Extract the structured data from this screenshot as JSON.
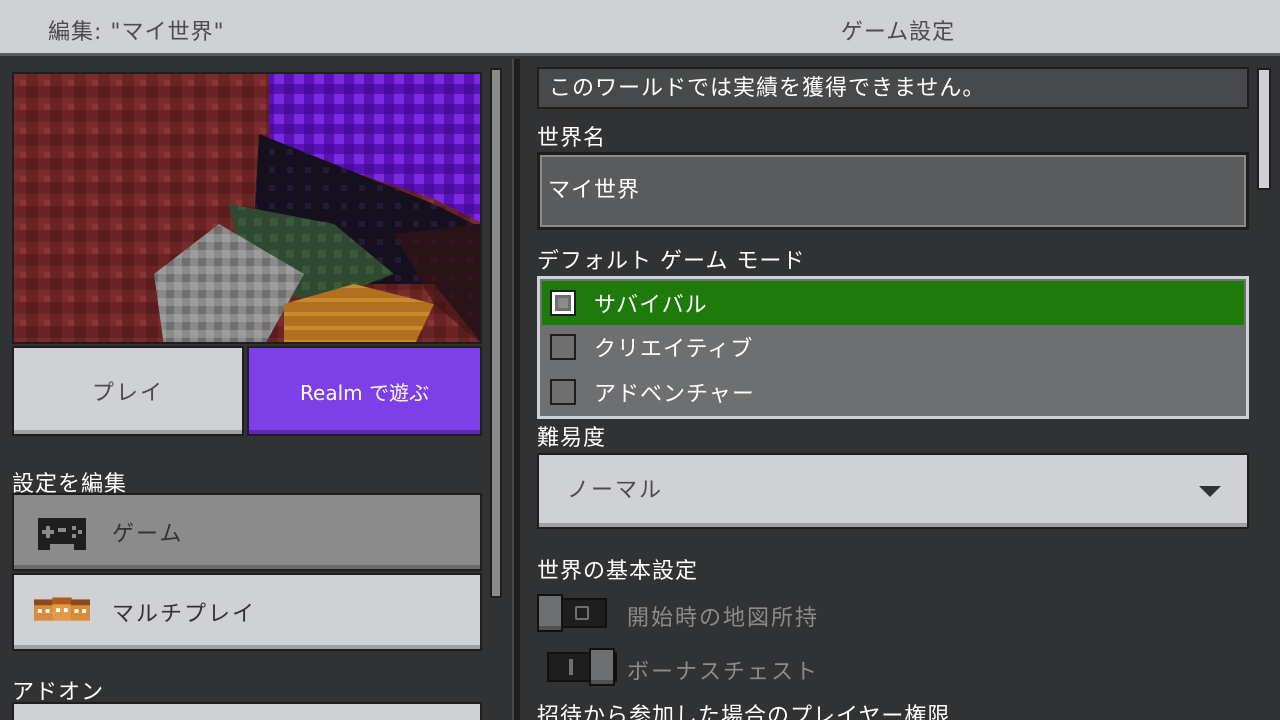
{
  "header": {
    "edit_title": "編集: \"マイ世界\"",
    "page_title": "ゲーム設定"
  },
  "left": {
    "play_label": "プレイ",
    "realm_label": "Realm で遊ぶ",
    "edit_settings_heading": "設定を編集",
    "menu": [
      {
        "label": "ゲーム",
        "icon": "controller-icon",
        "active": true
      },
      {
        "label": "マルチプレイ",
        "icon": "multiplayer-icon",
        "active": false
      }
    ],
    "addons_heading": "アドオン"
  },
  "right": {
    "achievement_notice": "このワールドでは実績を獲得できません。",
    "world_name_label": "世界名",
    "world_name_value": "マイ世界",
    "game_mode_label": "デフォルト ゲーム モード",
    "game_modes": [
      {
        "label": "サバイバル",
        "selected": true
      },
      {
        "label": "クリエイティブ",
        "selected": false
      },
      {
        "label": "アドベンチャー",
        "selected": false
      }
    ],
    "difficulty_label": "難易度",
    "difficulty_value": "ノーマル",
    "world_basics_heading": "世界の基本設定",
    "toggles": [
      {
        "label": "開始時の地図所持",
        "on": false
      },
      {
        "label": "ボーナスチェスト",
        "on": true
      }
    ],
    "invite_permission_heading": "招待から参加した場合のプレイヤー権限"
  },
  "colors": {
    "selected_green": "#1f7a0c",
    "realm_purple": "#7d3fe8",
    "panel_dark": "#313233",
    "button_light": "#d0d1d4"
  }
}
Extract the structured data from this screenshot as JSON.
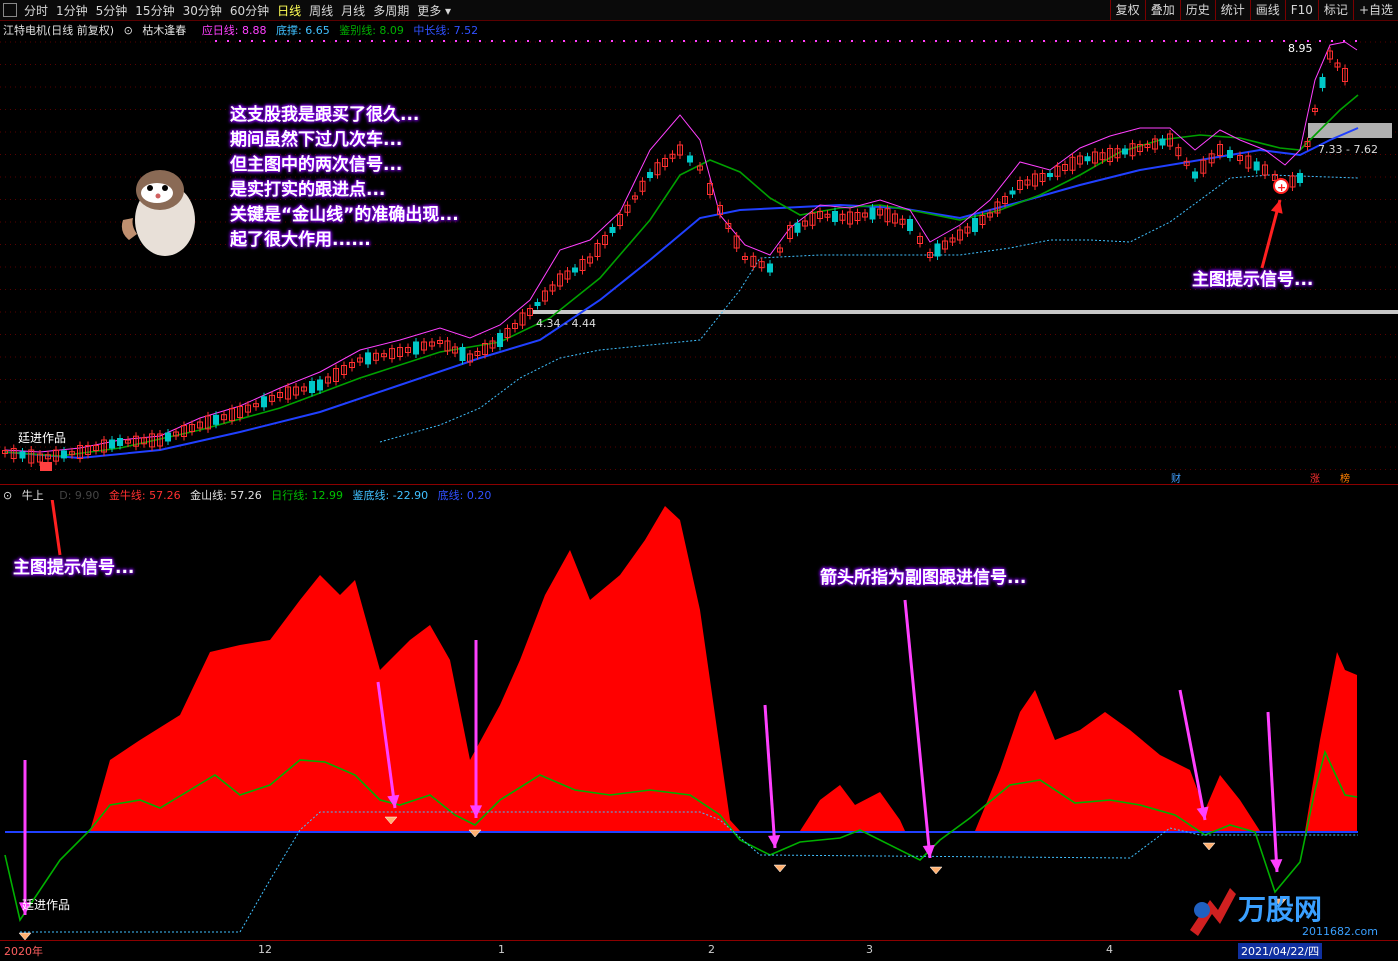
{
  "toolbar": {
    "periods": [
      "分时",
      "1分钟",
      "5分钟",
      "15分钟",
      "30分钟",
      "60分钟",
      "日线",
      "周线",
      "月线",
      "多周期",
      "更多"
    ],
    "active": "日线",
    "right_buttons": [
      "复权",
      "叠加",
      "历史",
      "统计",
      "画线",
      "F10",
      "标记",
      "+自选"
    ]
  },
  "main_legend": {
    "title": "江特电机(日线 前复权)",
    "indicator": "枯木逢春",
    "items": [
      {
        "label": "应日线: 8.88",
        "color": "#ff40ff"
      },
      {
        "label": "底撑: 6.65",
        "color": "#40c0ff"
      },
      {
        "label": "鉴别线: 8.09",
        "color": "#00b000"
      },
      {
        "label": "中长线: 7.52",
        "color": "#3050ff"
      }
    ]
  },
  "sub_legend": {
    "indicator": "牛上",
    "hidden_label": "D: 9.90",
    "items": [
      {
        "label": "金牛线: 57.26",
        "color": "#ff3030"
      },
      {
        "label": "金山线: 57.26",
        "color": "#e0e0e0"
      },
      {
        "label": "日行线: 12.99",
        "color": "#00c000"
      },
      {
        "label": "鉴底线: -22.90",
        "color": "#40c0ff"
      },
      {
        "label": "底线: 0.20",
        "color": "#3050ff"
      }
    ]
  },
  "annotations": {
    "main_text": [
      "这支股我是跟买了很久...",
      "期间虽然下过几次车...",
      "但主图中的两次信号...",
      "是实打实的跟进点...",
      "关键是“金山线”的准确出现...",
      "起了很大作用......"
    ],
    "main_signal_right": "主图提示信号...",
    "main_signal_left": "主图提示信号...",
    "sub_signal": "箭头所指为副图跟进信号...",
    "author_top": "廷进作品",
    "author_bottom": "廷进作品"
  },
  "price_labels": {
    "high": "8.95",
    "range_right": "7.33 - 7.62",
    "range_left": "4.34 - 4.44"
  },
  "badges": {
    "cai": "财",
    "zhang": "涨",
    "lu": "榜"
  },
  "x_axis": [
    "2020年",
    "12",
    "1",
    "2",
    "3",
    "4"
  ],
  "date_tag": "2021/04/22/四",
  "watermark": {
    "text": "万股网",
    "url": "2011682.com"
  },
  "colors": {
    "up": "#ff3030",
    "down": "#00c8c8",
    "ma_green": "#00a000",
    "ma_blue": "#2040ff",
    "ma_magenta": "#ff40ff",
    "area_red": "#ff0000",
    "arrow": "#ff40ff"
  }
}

——

Each record above must be returned exactly as written, with its pictures omitted.

▸ SOLUTION TO THIS PROBLEM:
Extract the structured data from this screenshot as JSON.
{
  "header": {
    "edit_title": "編集: \"マイ世界\"",
    "page_title": "ゲーム設定"
  },
  "left": {
    "play_label": "プレイ",
    "realm_label": "Realm で遊ぶ",
    "edit_settings_heading": "設定を編集",
    "menu": [
      {
        "label": "ゲーム",
        "icon": "controller-icon",
        "active": true
      },
      {
        "label": "マルチプレイ",
        "icon": "multiplayer-icon",
        "active": false
      }
    ],
    "addons_heading": "アドオン"
  },
  "right": {
    "achievement_notice": "このワールドでは実績を獲得できません。",
    "world_name_label": "世界名",
    "world_name_value": "マイ世界",
    "game_mode_label": "デフォルト ゲーム モード",
    "game_modes": [
      {
        "label": "サバイバル",
        "selected": true
      },
      {
        "label": "クリエイティブ",
        "selected": false
      },
      {
        "label": "アドベンチャー",
        "selected": false
      }
    ],
    "difficulty_label": "難易度",
    "difficulty_value": "ノーマル",
    "world_basics_heading": "世界の基本設定",
    "toggles": [
      {
        "label": "開始時の地図所持",
        "on": false
      },
      {
        "label": "ボーナスチェスト",
        "on": true
      }
    ],
    "invite_permission_heading": "招待から参加した場合のプレイヤー権限"
  },
  "colors": {
    "selected_green": "#1f7a0c",
    "realm_purple": "#7d3fe8",
    "panel_dark": "#313233",
    "button_light": "#d0d1d4"
  }
}
Extract the structured data from this screenshot as JSON.
{
  "toolbar": {
    "periods": [
      "分时",
      "1分钟",
      "5分钟",
      "15分钟",
      "30分钟",
      "60分钟",
      "日线",
      "周线",
      "月线",
      "多周期",
      "更多"
    ],
    "active": "日线",
    "right_buttons": [
      "复权",
      "叠加",
      "历史",
      "统计",
      "画线",
      "F10",
      "标记",
      "+自选"
    ]
  },
  "main_legend": {
    "title": "江特电机(日线 前复权)",
    "indicator": "枯木逢春",
    "items": [
      {
        "label": "应日线: 8.88",
        "color": "#ff40ff"
      },
      {
        "label": "底撑: 6.65",
        "color": "#40c0ff"
      },
      {
        "label": "鉴别线: 8.09",
        "color": "#00b000"
      },
      {
        "label": "中长线: 7.52",
        "color": "#3050ff"
      }
    ]
  },
  "sub_legend": {
    "indicator": "牛上",
    "hidden_label": "D: 9.90",
    "items": [
      {
        "label": "金牛线: 57.26",
        "color": "#ff3030"
      },
      {
        "label": "金山线: 57.26",
        "color": "#e0e0e0"
      },
      {
        "label": "日行线: 12.99",
        "color": "#00c000"
      },
      {
        "label": "鉴底线: -22.90",
        "color": "#40c0ff"
      },
      {
        "label": "底线: 0.20",
        "color": "#3050ff"
      }
    ]
  },
  "annotations": {
    "main_text": [
      "这支股我是跟买了很久...",
      "期间虽然下过几次车...",
      "但主图中的两次信号...",
      "是实打实的跟进点...",
      "关键是“金山线”的准确出现...",
      "起了很大作用......"
    ],
    "main_signal_right": "主图提示信号...",
    "main_signal_left": "主图提示信号...",
    "sub_signal": "箭头所指为副图跟进信号...",
    "author_top": "廷进作品",
    "author_bottom": "廷进作品"
  },
  "price_labels": {
    "high": "8.95",
    "range_right": "7.33 - 7.62",
    "range_left": "4.34 - 4.44"
  },
  "badges": {
    "cai": "财",
    "zhang": "涨",
    "lu": "榜"
  },
  "x_axis": [
    "2020年",
    "12",
    "1",
    "2",
    "3",
    "4"
  ],
  "date_tag": "2021/04/22/四",
  "watermark": {
    "text": "万股网",
    "url": "2011682.com"
  },
  "colors": {
    "up": "#ff3030",
    "down": "#00c8c8",
    "ma_green": "#00a000",
    "ma_blue": "#2040ff",
    "ma_magenta": "#ff40ff",
    "area_red": "#ff0000",
    "arrow": "#ff40ff"
  }
}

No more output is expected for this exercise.